BEGIN EXCERPTED RECORDS

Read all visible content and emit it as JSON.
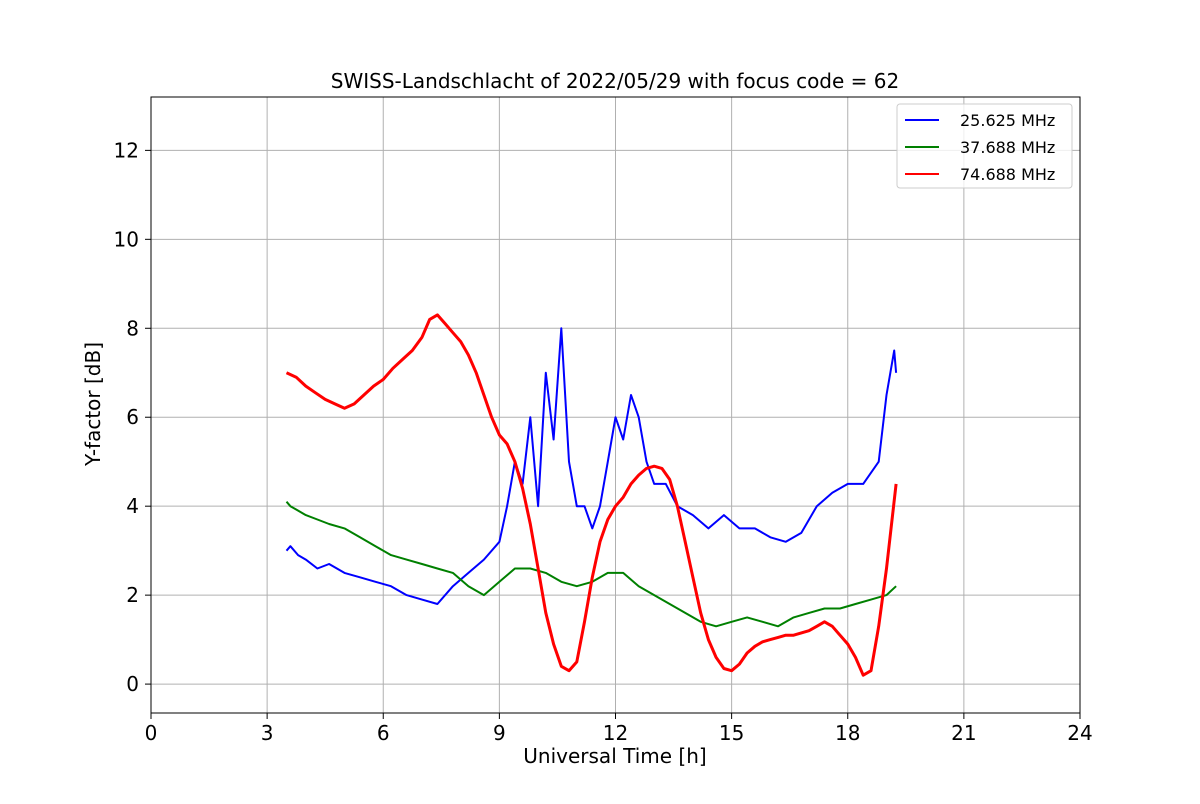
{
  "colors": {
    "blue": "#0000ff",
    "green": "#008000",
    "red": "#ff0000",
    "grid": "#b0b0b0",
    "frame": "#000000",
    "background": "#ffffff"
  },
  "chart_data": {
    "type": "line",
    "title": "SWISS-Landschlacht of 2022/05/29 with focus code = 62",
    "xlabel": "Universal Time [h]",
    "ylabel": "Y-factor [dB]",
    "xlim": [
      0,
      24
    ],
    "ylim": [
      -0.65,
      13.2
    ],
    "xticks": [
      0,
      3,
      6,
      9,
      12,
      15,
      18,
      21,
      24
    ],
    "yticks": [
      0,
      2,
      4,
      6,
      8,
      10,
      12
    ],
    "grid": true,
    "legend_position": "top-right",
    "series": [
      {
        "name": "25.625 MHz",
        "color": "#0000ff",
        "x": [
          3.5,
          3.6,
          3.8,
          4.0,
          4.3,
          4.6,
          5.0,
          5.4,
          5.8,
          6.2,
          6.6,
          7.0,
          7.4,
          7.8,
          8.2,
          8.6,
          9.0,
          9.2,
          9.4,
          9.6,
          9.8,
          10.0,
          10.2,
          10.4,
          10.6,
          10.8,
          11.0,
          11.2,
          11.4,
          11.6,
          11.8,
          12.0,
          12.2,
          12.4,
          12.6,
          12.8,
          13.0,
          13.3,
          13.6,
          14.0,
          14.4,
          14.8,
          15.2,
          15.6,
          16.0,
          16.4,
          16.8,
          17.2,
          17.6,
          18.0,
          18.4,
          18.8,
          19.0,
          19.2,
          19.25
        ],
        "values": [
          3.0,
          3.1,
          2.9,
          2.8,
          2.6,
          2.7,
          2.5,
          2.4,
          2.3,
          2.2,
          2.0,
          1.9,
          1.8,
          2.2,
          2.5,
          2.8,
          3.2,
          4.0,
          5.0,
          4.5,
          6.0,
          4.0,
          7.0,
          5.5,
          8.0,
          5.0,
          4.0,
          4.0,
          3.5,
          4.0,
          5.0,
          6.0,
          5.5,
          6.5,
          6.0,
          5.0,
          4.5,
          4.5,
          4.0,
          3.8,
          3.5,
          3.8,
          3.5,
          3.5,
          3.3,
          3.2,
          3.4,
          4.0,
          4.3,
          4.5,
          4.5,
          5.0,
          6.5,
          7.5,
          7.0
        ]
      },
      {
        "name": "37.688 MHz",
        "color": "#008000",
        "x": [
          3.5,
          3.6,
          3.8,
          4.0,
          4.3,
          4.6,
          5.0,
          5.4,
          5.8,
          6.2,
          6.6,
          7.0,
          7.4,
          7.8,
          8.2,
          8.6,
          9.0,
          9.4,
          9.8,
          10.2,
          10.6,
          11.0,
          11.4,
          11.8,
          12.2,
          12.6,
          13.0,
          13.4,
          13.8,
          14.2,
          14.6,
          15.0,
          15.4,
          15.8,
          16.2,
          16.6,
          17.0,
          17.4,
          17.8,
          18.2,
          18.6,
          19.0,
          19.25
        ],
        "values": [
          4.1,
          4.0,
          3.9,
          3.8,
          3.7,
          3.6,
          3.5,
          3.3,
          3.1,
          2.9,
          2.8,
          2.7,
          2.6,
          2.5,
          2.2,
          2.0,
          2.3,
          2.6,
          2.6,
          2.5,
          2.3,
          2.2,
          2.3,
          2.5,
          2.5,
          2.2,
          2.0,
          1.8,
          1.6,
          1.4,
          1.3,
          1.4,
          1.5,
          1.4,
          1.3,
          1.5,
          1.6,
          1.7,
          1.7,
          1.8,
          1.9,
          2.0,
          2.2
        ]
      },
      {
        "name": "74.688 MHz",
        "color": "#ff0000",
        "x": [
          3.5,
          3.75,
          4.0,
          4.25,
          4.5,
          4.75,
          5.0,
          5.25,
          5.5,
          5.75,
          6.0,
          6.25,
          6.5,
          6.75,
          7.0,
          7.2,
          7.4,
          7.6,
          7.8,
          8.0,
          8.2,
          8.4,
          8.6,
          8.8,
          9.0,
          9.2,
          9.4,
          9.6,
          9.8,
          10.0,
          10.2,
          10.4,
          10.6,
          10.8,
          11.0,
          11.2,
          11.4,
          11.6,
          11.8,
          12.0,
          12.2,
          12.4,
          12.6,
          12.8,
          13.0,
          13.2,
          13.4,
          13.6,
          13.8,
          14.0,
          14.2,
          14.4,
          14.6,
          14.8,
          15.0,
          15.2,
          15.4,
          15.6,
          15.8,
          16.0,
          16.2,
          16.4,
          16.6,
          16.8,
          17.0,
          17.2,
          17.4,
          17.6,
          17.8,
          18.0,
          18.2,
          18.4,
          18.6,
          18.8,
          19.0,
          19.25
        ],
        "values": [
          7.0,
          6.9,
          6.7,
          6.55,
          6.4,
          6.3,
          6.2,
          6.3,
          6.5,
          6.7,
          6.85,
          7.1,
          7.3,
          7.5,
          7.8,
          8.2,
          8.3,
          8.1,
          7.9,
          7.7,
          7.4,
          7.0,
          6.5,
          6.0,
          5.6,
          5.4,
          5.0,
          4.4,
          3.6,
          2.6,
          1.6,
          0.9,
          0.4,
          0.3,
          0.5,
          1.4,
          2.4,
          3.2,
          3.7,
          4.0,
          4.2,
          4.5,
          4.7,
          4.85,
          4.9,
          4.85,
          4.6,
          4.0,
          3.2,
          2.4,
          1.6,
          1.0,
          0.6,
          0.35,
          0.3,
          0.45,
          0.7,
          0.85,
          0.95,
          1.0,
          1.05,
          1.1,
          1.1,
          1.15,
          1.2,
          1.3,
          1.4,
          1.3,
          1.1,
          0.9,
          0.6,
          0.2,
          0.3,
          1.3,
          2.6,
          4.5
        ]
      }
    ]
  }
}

END EXCERPTED RECORDS

▶ WHAT YOU WILL DO
Read the entries and show each line that mentions "name".

▶ CORRECT OUTPUT
        "name": "25.625 MHz",
        "name": "37.688 MHz",
        "name": "74.688 MHz",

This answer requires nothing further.